── Provided data ──

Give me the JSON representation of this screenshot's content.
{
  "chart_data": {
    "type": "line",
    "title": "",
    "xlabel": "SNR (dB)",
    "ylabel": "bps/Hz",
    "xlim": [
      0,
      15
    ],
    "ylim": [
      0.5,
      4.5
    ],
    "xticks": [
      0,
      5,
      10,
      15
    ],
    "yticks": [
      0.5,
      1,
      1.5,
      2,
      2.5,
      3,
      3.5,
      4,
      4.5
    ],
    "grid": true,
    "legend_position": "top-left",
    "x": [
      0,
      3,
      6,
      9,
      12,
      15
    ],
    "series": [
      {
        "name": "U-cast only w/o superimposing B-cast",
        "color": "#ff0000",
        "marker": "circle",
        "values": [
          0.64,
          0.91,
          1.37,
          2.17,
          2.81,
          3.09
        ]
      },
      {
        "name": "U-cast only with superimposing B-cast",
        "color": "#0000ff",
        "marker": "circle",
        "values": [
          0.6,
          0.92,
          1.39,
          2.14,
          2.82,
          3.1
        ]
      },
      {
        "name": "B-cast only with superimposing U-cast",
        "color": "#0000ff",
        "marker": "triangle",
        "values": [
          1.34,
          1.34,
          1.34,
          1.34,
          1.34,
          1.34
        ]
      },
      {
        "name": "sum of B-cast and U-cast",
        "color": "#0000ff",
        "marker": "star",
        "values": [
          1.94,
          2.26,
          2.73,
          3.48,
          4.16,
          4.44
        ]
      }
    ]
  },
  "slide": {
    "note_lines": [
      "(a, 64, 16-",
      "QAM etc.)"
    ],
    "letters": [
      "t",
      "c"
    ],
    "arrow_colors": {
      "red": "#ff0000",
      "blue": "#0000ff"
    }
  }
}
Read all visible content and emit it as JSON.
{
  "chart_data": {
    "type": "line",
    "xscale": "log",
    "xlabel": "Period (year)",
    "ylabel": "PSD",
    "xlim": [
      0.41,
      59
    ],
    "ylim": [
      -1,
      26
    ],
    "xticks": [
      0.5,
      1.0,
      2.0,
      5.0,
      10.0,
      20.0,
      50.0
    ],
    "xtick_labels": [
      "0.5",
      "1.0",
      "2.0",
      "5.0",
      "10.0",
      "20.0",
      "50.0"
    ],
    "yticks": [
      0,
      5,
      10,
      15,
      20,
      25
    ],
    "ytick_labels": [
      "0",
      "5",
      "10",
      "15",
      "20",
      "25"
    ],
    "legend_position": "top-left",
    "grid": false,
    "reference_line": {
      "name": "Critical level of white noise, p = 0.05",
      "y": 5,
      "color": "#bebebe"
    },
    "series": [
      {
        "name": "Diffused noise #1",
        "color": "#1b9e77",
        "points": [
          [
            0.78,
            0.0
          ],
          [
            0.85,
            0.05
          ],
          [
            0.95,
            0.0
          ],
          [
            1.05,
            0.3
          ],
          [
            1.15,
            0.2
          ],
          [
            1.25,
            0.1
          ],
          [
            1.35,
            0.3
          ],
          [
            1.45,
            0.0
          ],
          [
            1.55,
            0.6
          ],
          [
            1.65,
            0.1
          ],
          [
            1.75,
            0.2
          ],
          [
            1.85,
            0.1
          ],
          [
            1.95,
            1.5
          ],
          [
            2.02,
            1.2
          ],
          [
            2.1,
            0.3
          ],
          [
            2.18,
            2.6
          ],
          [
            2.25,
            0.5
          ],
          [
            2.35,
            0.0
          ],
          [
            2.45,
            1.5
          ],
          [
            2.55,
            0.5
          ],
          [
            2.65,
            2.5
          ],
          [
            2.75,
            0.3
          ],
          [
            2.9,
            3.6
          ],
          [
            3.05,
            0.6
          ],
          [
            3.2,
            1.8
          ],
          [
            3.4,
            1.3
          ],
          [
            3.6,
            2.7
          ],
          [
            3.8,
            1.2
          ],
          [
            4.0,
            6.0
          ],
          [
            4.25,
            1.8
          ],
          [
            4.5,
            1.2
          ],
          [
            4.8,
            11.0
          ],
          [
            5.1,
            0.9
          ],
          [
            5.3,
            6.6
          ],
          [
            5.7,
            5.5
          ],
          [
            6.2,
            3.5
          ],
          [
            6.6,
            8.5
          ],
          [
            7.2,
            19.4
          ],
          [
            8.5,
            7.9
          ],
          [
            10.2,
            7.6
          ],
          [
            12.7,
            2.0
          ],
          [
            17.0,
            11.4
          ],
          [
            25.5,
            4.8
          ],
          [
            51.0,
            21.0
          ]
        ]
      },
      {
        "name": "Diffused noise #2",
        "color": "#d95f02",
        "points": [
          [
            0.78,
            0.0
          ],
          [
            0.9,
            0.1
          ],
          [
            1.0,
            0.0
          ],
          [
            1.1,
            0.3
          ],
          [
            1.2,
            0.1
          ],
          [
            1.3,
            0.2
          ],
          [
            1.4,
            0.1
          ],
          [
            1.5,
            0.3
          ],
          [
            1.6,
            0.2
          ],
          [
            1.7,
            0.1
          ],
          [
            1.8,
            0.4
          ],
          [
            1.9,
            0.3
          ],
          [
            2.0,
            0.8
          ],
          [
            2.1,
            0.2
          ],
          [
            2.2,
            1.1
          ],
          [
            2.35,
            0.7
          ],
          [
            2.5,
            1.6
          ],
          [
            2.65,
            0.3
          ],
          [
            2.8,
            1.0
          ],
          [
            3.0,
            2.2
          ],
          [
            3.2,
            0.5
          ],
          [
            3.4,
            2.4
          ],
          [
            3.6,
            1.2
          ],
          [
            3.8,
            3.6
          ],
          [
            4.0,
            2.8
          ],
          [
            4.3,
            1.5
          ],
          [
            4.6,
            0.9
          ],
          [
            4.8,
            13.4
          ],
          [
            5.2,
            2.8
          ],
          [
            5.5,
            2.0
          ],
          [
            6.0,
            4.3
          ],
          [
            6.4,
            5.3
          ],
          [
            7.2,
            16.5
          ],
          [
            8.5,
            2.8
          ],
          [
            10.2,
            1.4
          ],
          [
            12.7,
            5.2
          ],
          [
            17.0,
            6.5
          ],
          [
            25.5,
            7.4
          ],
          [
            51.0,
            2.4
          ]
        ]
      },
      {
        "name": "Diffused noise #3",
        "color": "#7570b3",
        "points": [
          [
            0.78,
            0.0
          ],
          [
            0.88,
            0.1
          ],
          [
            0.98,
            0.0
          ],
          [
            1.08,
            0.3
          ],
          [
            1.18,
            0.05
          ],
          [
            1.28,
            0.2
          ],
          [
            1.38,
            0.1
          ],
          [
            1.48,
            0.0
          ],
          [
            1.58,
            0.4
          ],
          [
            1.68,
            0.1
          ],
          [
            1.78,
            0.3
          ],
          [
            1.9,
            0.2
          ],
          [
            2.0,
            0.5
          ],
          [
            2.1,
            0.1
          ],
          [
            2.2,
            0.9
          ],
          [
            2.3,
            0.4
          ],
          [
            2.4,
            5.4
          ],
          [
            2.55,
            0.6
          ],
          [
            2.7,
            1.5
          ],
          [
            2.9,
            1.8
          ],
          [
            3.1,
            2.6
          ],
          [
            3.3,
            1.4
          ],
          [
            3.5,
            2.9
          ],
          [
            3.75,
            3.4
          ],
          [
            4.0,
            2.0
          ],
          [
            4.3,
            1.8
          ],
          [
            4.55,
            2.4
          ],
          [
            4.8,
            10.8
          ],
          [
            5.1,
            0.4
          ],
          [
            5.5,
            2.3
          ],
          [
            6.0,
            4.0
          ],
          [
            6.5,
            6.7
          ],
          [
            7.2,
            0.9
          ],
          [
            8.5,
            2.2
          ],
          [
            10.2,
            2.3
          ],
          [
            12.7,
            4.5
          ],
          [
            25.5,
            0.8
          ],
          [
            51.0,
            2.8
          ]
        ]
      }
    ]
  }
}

───

## Goal
Return the lines of the records that include the string "cast".

## Output for this exercise
        "name": "U-cast only w/o superimposing B-cast",
        "name": "U-cast only with superimposing B-cast",
        "name": "B-cast only with superimposing U-cast",
        "name": "sum of B-cast and U-cast",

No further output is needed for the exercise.